**Job**
Without including the pictures, copy out every line below.
**** Data in this exercise ****
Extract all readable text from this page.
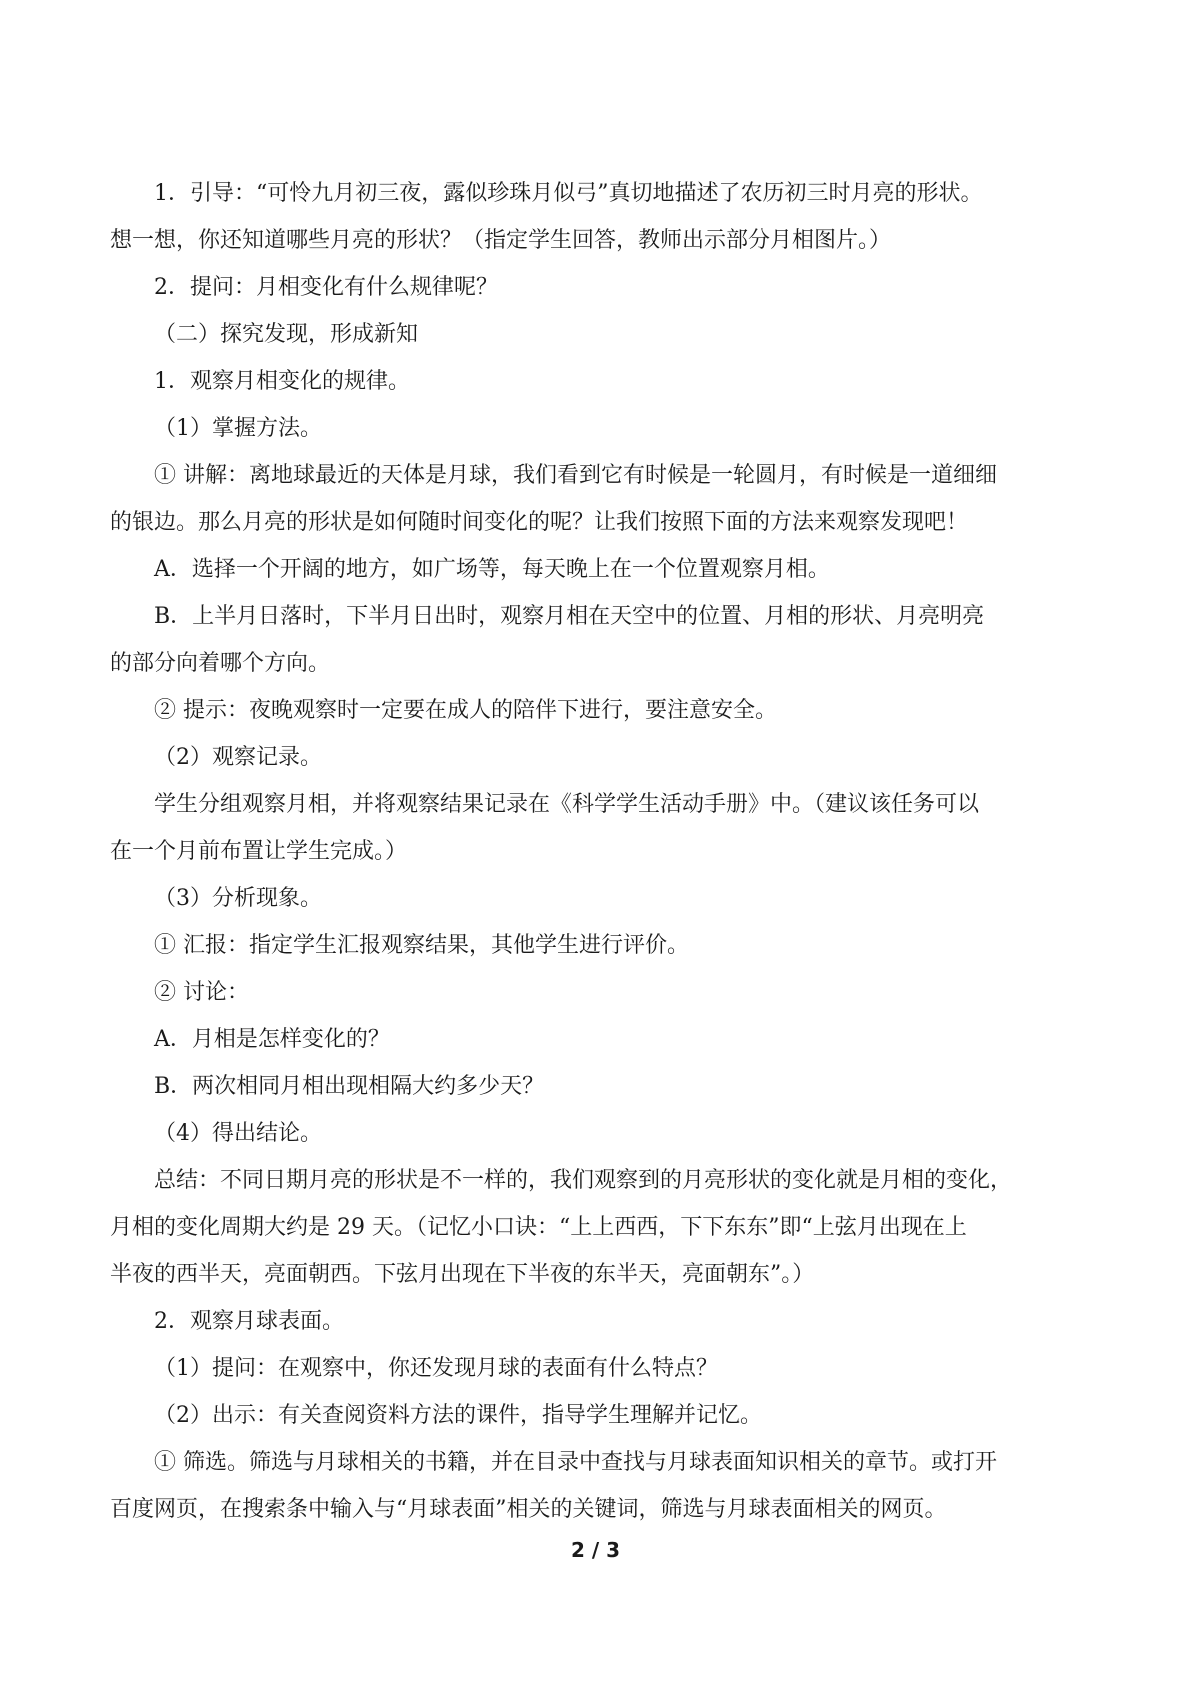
1．引导：“可怜九月初三夜，露似珍珠月似弓”真切地描述了农历初三时月亮的形状。
想一想，你还知道哪些月亮的形状？（指定学生回答，教师出示部分月相图片。）

2．提问：月相变化有什么规律呢？

（二）探究发现，形成新知

1．观察月相变化的规律。

（1）掌握方法。

① 讲解：离地球最近的天体是月球，我们看到它有时候是一轮圆月，有时候是一道细细
的银边。那么月亮的形状是如何随时间变化的呢？让我们按照下面的方法来观察发现吧！

A．选择一个开阔的地方，如广场等，每天晚上在一个位置观察月相。

B．上半月日落时，下半月日出时，观察月相在天空中的位置、月相的形状、月亮明亮
的部分向着哪个方向。

② 提示：夜晚观察时一定要在成人的陪伴下进行，要注意安全。

（2）观察记录。

学生分组观察月相，并将观察结果记录在《科学学生活动手册》中。（建议该任务可以
在一个月前布置让学生完成。）

（3）分析现象。

① 汇报：指定学生汇报观察结果，其他学生进行评价。

② 讨论：

A．月相是怎样变化的？

B．两次相同月相出现相隔大约多少天？

（4）得出结论。

总结：不同日期月亮的形状是不一样的，我们观察到的月亮形状的变化就是月相的变化，
月相的变化周期大约是 29 天。（记忆小口诀：“上上西西，下下东东”即“上弦月出现在上
半夜的西半天，亮面朝西。下弦月出现在下半夜的东半天，亮面朝东”。）

2．观察月球表面。

（1）提问：在观察中，你还发现月球的表面有什么特点？

（2）出示：有关查阅资料方法的课件，指导学生理解并记忆。

① 筛选。筛选与月球相关的书籍，并在目录中查找与月球表面知识相关的章节。或打开
百度网页，在搜索条中输入与“月球表面”相关的关键词，筛选与月球表面相关的网页。

2 / 3
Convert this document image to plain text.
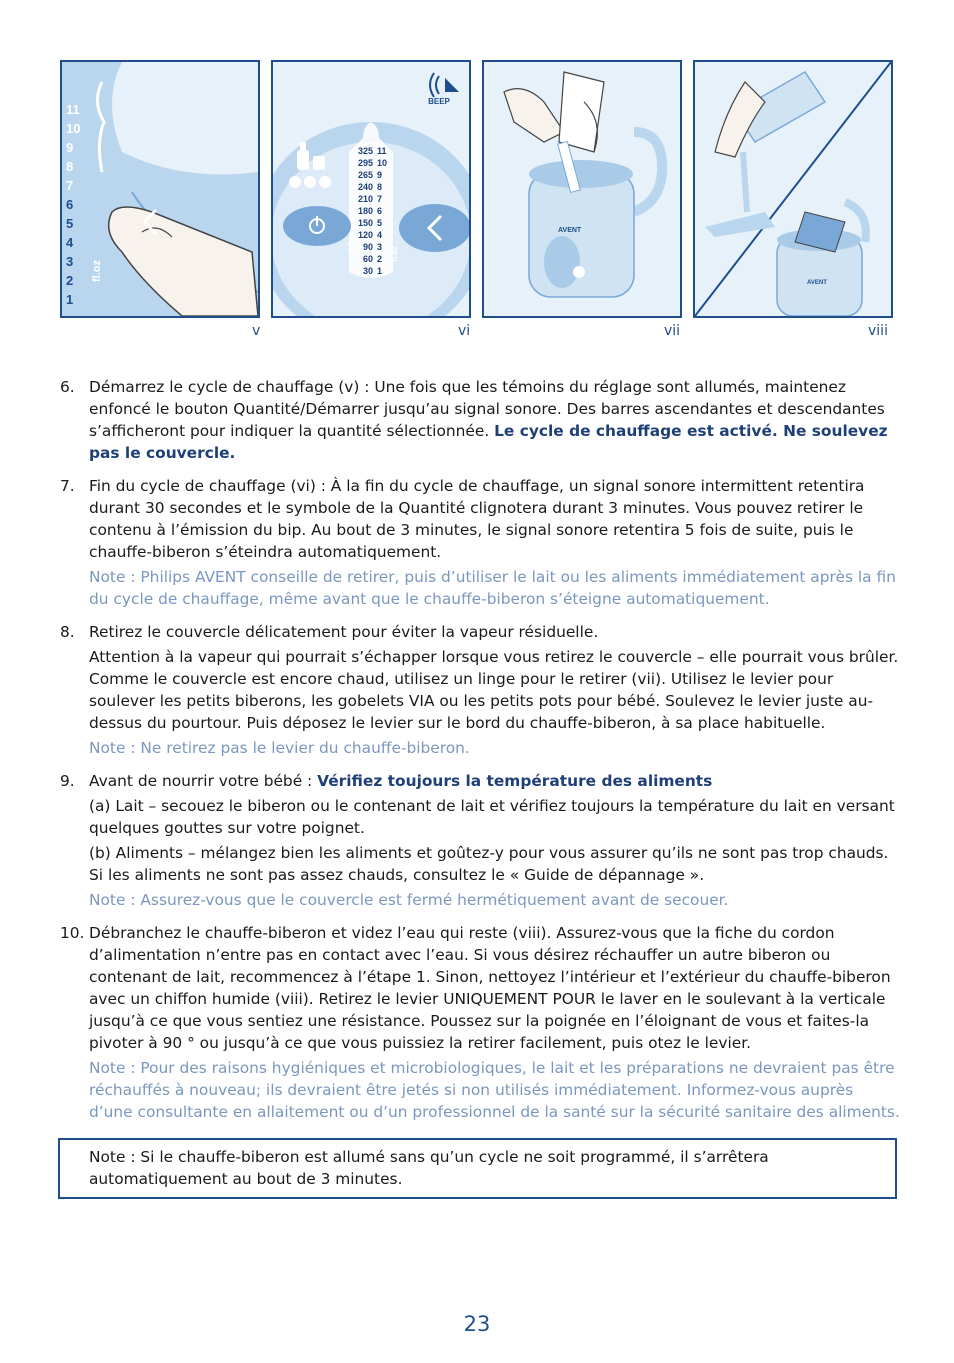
11
10
9
8
7
6
5
4
3
2
1
fl.oz
BEEP
325
295
265
240
210
180
150
120
90
60
30
11
10
9
8
7
6
5
4
3
2
1
ml	fl.oz
AVENT
AVENT
v	vi	vii	viii
6. Démarrez le cycle de chauffage (v) : Une fois que les témoins du réglage sont allumés, maintenez enfoncé le bouton Quantité/Démarrer jusqu’au signal sonore. Des barres ascendantes et descendantes s’afficheront pour indiquer la quantité sélectionnée. Le cycle de chauffage est activé. Ne soulevez pas le couvercle.

7. Fin du cycle de chauffage (vi) : À la fin du cycle de chauffage, un signal sonore intermittent retentira durant 30 secondes et le symbole de la Quantité clignotera durant 3 minutes. Vous pouvez retirer le contenu à l’émission du bip. Au bout de 3 minutes, le signal sonore retentira 5 fois de suite, puis le chauffe-biberon s’éteindra automatiquement.

Note : Philips AVENT conseille de retirer, puis d’utiliser le lait ou les aliments immédiatement après la fin du cycle de chauffage, même avant que le chauffe-biberon s’éteigne automatiquement.

8. Retirez le couvercle délicatement pour éviter la vapeur résiduelle.

Attention à la vapeur qui pourrait s’échapper lorsque vous retirez le couvercle – elle pourrait vous brûler. Comme le couvercle est encore chaud, utilisez un linge pour le retirer (vii). Utilisez le levier pour soulever les petits biberons, les gobelets VIA ou les petits pots pour bébé. Soulevez le levier juste au-dessus du pourtour. Puis déposez le levier sur le bord du chauffe-biberon, à sa place habituelle.

Note : Ne retirez pas le levier du chauffe-biberon.

9. Avant de nourrir votre bébé : Vérifiez toujours la température des aliments

(a) Lait – secouez le biberon ou le contenant de lait et vérifiez toujours la température du lait en versant quelques gouttes sur votre poignet.

(b) Aliments – mélangez bien les aliments et goûtez-y pour vous assurer qu’ils ne sont pas trop chauds. Si les aliments ne sont pas assez chauds, consultez le « Guide de dépannage ».

Note : Assurez-vous que le couvercle est fermé hermétiquement avant de secouer.

10. Débranchez le chauffe-biberon et videz l’eau qui reste (viii). Assurez-vous que la fiche du cordon d’alimentation n’entre pas en contact avec l’eau. Si vous désirez réchauffer un autre biberon ou contenant de lait, recommencez à l’étape 1. Sinon, nettoyez l’intérieur et l’extérieur du chauffe-biberon avec un chiffon humide (viii). Retirez le levier UNIQUEMENT POUR le laver en le soulevant à la verticale jusqu’à ce que vous sentiez une résistance. Poussez sur la poignée en l’éloignant de vous et faites-la pivoter à 90 ° ou jusqu’à ce que vous puissiez la retirer facilement, puis otez le levier.

Note : Pour des raisons hygiéniques et microbiologiques, le lait et les préparations ne devraient pas être réchauffés à nouveau; ils devraient être jetés si non utilisés immédiatement. Informez-vous auprès d’une consultante en allaitement ou d’un professionnel de la santé sur la sécurité sanitaire des aliments.

Note : Si le chauffe-biberon est allumé sans qu’un cycle ne soit programmé, il s’arrêtera automatiquement au bout de 3 minutes.
23
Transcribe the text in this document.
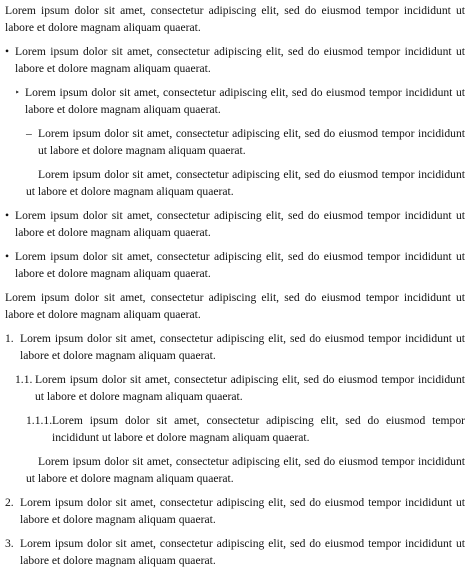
Lorem ipsum dolor sit amet, consectetur adipiscing elit, sed do eiusmod tempor incididunt ut labore et dolore magnam aliquam quaerat.

• Lorem ipsum dolor sit amet, consectetur adipiscing elit, sed do eiusmod tempor incididunt ut labore et dolore magnam aliquam quaerat.
‣ Lorem ipsum dolor sit amet, consectetur adipiscing elit, sed do eiusmod tempor incididunt ut labore et dolore magnam aliquam quaerat.
– Lorem ipsum dolor sit amet, consectetur adipiscing elit, sed do eiusmod tempor incididunt ut labore et dolore magnam aliquam quaerat.

Lorem ipsum dolor sit amet, consectetur adipiscing elit, sed do eiusmod tempor incididunt ut labore et dolore magnam aliquam quaerat.

• Lorem ipsum dolor sit amet, consectetur adipiscing elit, sed do eiusmod tempor incididunt ut labore et dolore magnam aliquam quaerat.
• Lorem ipsum dolor sit amet, consectetur adipiscing elit, sed do eiusmod tempor incididunt ut labore et dolore magnam aliquam quaerat.

Lorem ipsum dolor sit amet, consectetur adipiscing elit, sed do eiusmod tempor incididunt ut labore et dolore magnam aliquam quaerat.

1. Lorem ipsum dolor sit amet, consectetur adipiscing elit, sed do eiusmod tempor incididunt ut labore et dolore magnam aliquam quaerat.
1.1. Lorem ipsum dolor sit amet, consectetur adipiscing elit, sed do eiusmod tempor incididunt ut labore et dolore magnam aliquam quaerat.
1.1.1. Lorem ipsum dolor sit amet, consectetur adipiscing elit, sed do eiusmod tempor incididunt ut labore et dolore magnam aliquam quaerat.

Lorem ipsum dolor sit amet, consectetur adipiscing elit, sed do eiusmod tempor incididunt ut labore et dolore magnam aliquam quaerat.

2. Lorem ipsum dolor sit amet, consectetur adipiscing elit, sed do eiusmod tempor incididunt ut labore et dolore magnam aliquam quaerat.
3. Lorem ipsum dolor sit amet, consectetur adipiscing elit, sed do eiusmod tempor incididunt ut labore et dolore magnam aliquam quaerat.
****
**Worked answer**
Extract all readable text from this page.
1．引导：“可怜九月初三夜，露似珍珠月似弓”真切地描述了农历初三时月亮的形状。
想一想，你还知道哪些月亮的形状？（指定学生回答，教师出示部分月相图片。）

2．提问：月相变化有什么规律呢？

（二）探究发现，形成新知

1．观察月相变化的规律。

（1）掌握方法。

① 讲解：离地球最近的天体是月球，我们看到它有时候是一轮圆月，有时候是一道细细
的银边。那么月亮的形状是如何随时间变化的呢？让我们按照下面的方法来观察发现吧！

A．选择一个开阔的地方，如广场等，每天晚上在一个位置观察月相。

B．上半月日落时，下半月日出时，观察月相在天空中的位置、月相的形状、月亮明亮
的部分向着哪个方向。

② 提示：夜晚观察时一定要在成人的陪伴下进行，要注意安全。

（2）观察记录。

学生分组观察月相，并将观察结果记录在《科学学生活动手册》中。（建议该任务可以
在一个月前布置让学生完成。）

（3）分析现象。

① 汇报：指定学生汇报观察结果，其他学生进行评价。

② 讨论：

A．月相是怎样变化的？

B．两次相同月相出现相隔大约多少天？

（4）得出结论。

总结：不同日期月亮的形状是不一样的，我们观察到的月亮形状的变化就是月相的变化，
月相的变化周期大约是 29 天。（记忆小口诀：“上上西西，下下东东”即“上弦月出现在上
半夜的西半天，亮面朝西。下弦月出现在下半夜的东半天，亮面朝东”。）

2．观察月球表面。

（1）提问：在观察中，你还发现月球的表面有什么特点？

（2）出示：有关查阅资料方法的课件，指导学生理解并记忆。

① 筛选。筛选与月球相关的书籍，并在目录中查找与月球表面知识相关的章节。或打开
百度网页，在搜索条中输入与“月球表面”相关的关键词，筛选与月球表面相关的网页。

2 / 3
Convert this document image to plain text.
11
10
9
8
7
6
5
4
3
2
1
fl.oz
BEEP
325
295
265
240
210
180
150
120
90
60
30
11
10
9
8
7
6
5
4
3
2
1
ml	fl.oz
AVENT
AVENT
v	vi	vii	viii
6. Démarrez le cycle de chauffage (v) : Une fois que les témoins du réglage sont allumés, maintenez enfoncé le bouton Quantité/Démarrer jusqu’au signal sonore. Des barres ascendantes et descendantes s’afficheront pour indiquer la quantité sélectionnée. Le cycle de chauffage est activé. Ne soulevez pas le couvercle.

7. Fin du cycle de chauffage (vi) : À la fin du cycle de chauffage, un signal sonore intermittent retentira durant 30 secondes et le symbole de la Quantité clignotera durant 3 minutes. Vous pouvez retirer le contenu à l’émission du bip. Au bout de 3 minutes, le signal sonore retentira 5 fois de suite, puis le chauffe-biberon s’éteindra automatiquement.

Note : Philips AVENT conseille de retirer, puis d’utiliser le lait ou les aliments immédiatement après la fin du cycle de chauffage, même avant que le chauffe-biberon s’éteigne automatiquement.

8. Retirez le couvercle délicatement pour éviter la vapeur résiduelle.

Attention à la vapeur qui pourrait s’échapper lorsque vous retirez le couvercle – elle pourrait vous brûler. Comme le couvercle est encore chaud, utilisez un linge pour le retirer (vii). Utilisez le levier pour soulever les petits biberons, les gobelets VIA ou les petits pots pour bébé. Soulevez le levier juste au-dessus du pourtour. Puis déposez le levier sur le bord du chauffe-biberon, à sa place habituelle.

Note : Ne retirez pas le levier du chauffe-biberon.

9. Avant de nourrir votre bébé : Vérifiez toujours la température des aliments

(a) Lait – secouez le biberon ou le contenant de lait et vérifiez toujours la température du lait en versant quelques gouttes sur votre poignet.

(b) Aliments – mélangez bien les aliments et goûtez-y pour vous assurer qu’ils ne sont pas trop chauds. Si les aliments ne sont pas assez chauds, consultez le « Guide de dépannage ».

Note : Assurez-vous que le couvercle est fermé hermétiquement avant de secouer.

10. Débranchez le chauffe-biberon et videz l’eau qui reste (viii). Assurez-vous que la fiche du cordon d’alimentation n’entre pas en contact avec l’eau. Si vous désirez réchauffer un autre biberon ou contenant de lait, recommencez à l’étape 1. Sinon, nettoyez l’intérieur et l’extérieur du chauffe-biberon avec un chiffon humide (viii). Retirez le levier UNIQUEMENT POUR le laver en le soulevant à la verticale jusqu’à ce que vous sentiez une résistance. Poussez sur la poignée en l’éloignant de vous et faites-la pivoter à 90 ° ou jusqu’à ce que vous puissiez la retirer facilement, puis otez le levier.

Note : Pour des raisons hygiéniques et microbiologiques, le lait et les préparations ne devraient pas être réchauffés à nouveau; ils devraient être jetés si non utilisés immédiatement. Informez-vous auprès d’une consultante en allaitement ou d’un professionnel de la santé sur la sécurité sanitaire des aliments.

Note : Si le chauffe-biberon est allumé sans qu’un cycle ne soit programmé, il s’arrêtera automatiquement au bout de 3 minutes.
23
Transcribe the text in this document.
Lorem ipsum dolor sit amet, consectetur adipiscing elit, sed do eiusmod tempor incididunt ut labore et dolore magnam aliquam quaerat.

• Lorem ipsum dolor sit amet, consectetur adipiscing elit, sed do eiusmod tempor incididunt ut labore et dolore magnam aliquam quaerat.
‣ Lorem ipsum dolor sit amet, consectetur adipiscing elit, sed do eiusmod tempor incididunt ut labore et dolore magnam aliquam quaerat.
– Lorem ipsum dolor sit amet, consectetur adipiscing elit, sed do eiusmod tempor incididunt ut labore et dolore magnam aliquam quaerat.

Lorem ipsum dolor sit amet, consectetur adipiscing elit, sed do eiusmod tempor incididunt ut labore et dolore magnam aliquam quaerat.

• Lorem ipsum dolor sit amet, consectetur adipiscing elit, sed do eiusmod tempor incididunt ut labore et dolore magnam aliquam quaerat.
• Lorem ipsum dolor sit amet, consectetur adipiscing elit, sed do eiusmod tempor incididunt ut labore et dolore magnam aliquam quaerat.

Lorem ipsum dolor sit amet, consectetur adipiscing elit, sed do eiusmod tempor incididunt ut labore et dolore magnam aliquam quaerat.

1. Lorem ipsum dolor sit amet, consectetur adipiscing elit, sed do eiusmod tempor incididunt ut labore et dolore magnam aliquam quaerat.
1.1. Lorem ipsum dolor sit amet, consectetur adipiscing elit, sed do eiusmod tempor incididunt ut labore et dolore magnam aliquam quaerat.
1.1.1. Lorem ipsum dolor sit amet, consectetur adipiscing elit, sed do eiusmod tempor incididunt ut labore et dolore magnam aliquam quaerat.

Lorem ipsum dolor sit amet, consectetur adipiscing elit, sed do eiusmod tempor incididunt ut labore et dolore magnam aliquam quaerat.

2. Lorem ipsum dolor sit amet, consectetur adipiscing elit, sed do eiusmod tempor incididunt ut labore et dolore magnam aliquam quaerat.
3. Lorem ipsum dolor sit amet, consectetur adipiscing elit, sed do eiusmod tempor incididunt ut labore et dolore magnam aliquam quaerat.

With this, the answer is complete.